### Recorded data ###

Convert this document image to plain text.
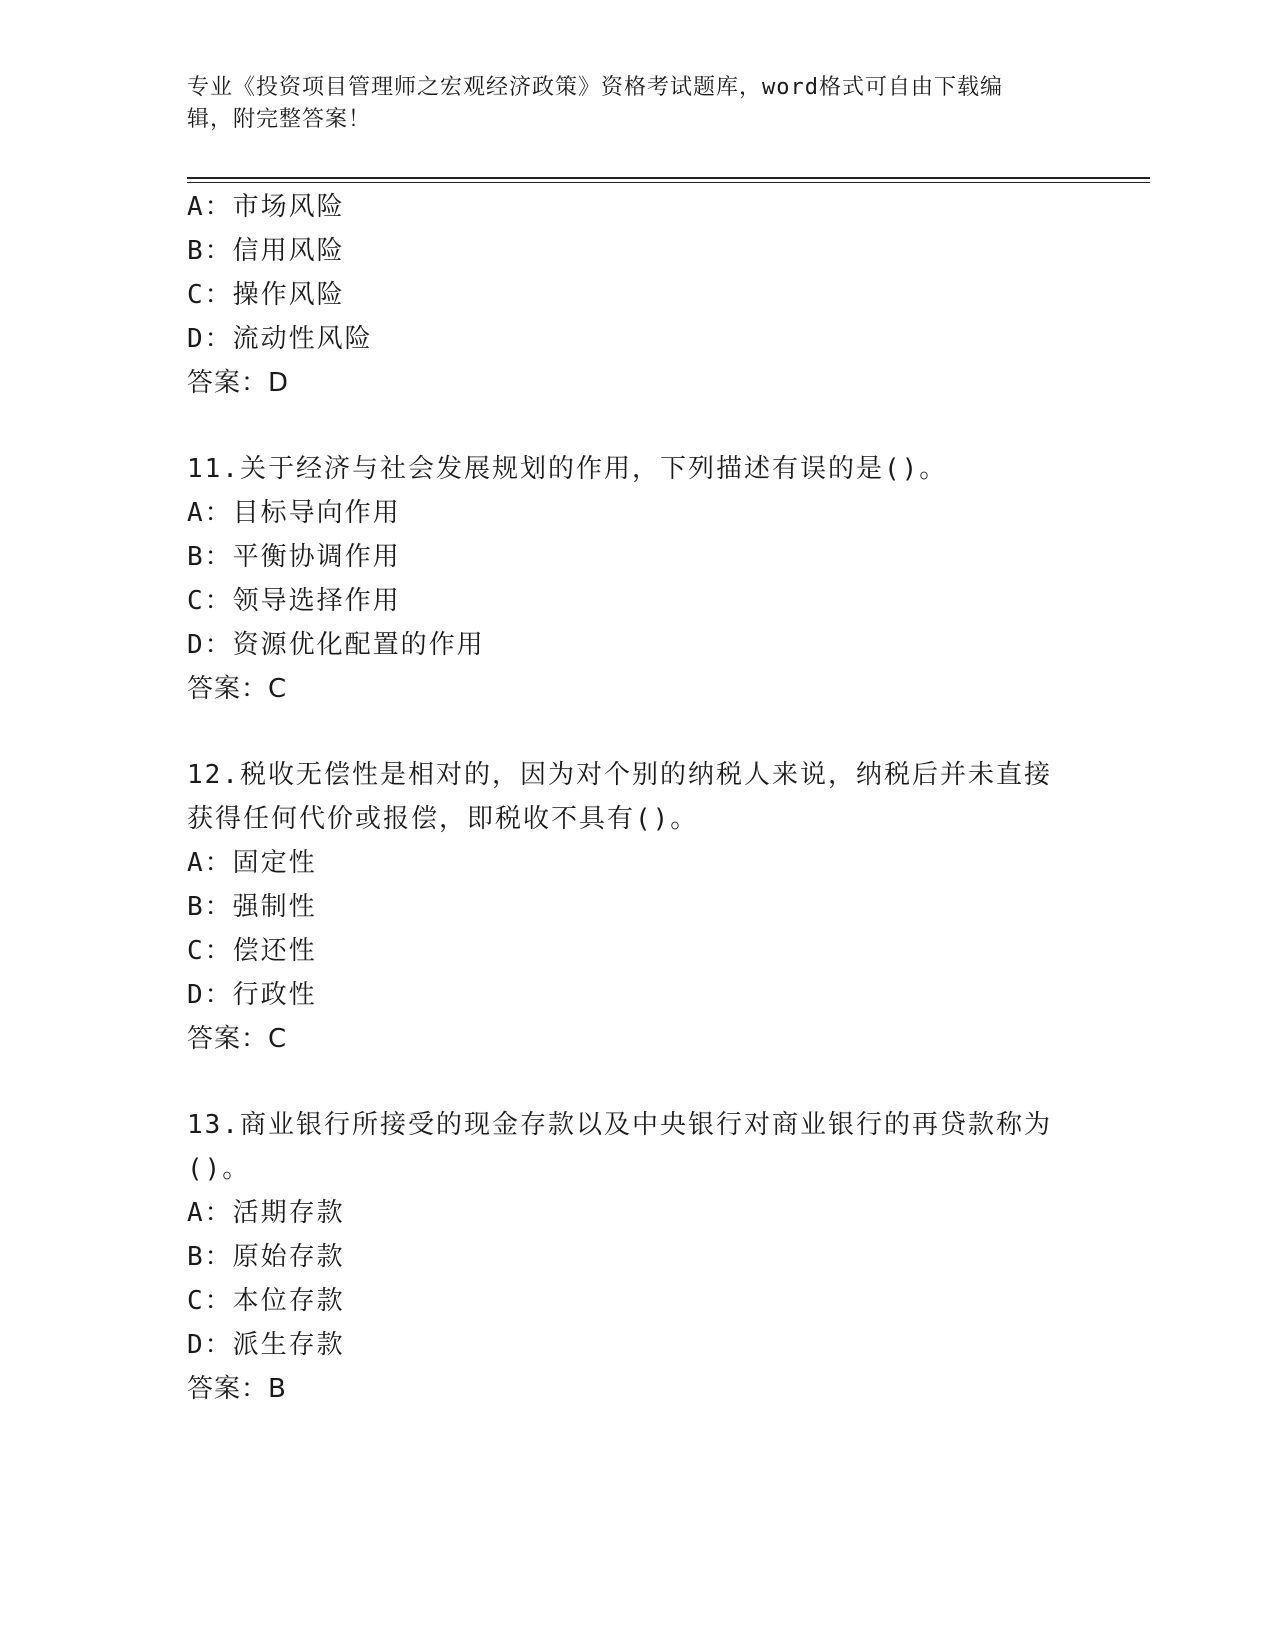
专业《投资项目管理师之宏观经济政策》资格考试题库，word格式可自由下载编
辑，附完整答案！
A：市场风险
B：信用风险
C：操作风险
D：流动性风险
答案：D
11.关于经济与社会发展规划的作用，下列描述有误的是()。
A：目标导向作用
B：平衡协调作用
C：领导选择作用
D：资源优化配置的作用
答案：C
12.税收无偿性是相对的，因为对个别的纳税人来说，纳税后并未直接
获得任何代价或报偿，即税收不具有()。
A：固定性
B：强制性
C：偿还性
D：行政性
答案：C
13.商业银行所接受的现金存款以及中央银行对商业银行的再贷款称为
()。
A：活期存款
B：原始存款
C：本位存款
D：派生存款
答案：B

###
### Recorded data ###

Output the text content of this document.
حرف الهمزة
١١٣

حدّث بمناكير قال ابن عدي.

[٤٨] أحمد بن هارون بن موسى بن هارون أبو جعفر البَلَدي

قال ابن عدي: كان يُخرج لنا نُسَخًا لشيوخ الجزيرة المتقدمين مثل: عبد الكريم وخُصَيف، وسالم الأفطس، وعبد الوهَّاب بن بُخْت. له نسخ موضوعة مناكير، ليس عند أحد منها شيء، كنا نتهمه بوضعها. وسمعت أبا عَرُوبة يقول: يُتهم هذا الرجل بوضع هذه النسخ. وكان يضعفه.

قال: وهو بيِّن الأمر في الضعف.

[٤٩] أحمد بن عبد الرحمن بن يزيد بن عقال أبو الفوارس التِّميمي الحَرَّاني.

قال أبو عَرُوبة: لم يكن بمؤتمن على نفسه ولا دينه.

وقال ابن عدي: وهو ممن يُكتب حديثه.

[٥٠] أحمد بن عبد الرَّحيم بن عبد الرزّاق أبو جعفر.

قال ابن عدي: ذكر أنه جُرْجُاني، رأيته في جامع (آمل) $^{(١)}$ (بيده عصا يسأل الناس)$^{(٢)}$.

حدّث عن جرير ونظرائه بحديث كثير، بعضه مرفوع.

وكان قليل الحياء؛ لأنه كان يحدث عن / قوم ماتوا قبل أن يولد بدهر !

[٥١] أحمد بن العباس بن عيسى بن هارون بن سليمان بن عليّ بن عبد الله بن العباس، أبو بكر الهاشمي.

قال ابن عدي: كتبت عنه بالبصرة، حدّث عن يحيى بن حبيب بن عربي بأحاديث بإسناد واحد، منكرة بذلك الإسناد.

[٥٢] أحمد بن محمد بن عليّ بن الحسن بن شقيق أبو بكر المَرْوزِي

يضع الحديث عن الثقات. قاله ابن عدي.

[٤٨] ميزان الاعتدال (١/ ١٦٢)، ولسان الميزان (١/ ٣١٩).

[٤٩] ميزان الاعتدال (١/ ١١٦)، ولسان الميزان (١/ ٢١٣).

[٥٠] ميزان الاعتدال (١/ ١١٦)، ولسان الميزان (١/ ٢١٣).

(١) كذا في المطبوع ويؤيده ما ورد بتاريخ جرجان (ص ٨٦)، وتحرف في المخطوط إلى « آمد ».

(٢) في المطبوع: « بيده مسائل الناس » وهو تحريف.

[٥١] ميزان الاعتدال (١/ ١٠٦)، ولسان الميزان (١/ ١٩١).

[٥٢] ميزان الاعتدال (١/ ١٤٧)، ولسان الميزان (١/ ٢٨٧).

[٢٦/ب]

###
### Recorded data ###

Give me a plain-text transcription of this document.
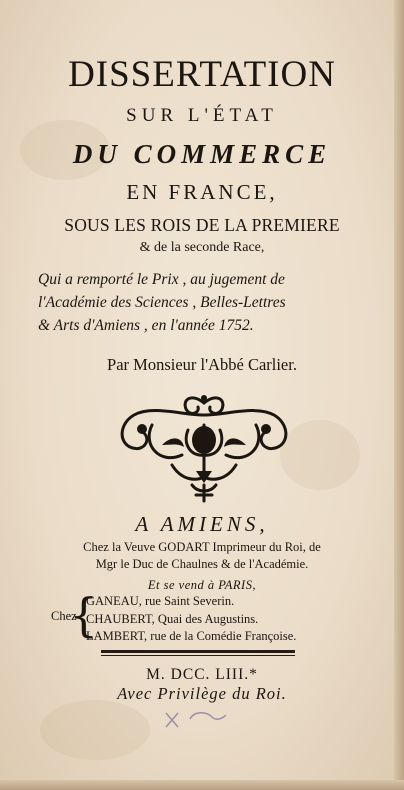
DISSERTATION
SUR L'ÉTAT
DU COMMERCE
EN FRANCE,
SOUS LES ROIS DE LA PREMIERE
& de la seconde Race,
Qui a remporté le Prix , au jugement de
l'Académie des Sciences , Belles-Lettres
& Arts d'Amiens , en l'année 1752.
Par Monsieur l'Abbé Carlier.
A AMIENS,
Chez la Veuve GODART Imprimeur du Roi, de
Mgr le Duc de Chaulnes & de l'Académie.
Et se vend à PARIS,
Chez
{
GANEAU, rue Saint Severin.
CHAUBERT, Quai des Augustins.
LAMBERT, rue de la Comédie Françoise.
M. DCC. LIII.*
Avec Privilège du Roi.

###

The task ->
Where a line above holds the string "هارون", show that line.

Expected answer ->
[٤٨] أحمد بن هارون بن موسى بن هارون أبو جعفر البَلَدي
[٥١] أحمد بن العباس بن عيسى بن هارون بن سليمان بن عليّ بن عبد الله بن العباس، أبو بكر الهاشمي.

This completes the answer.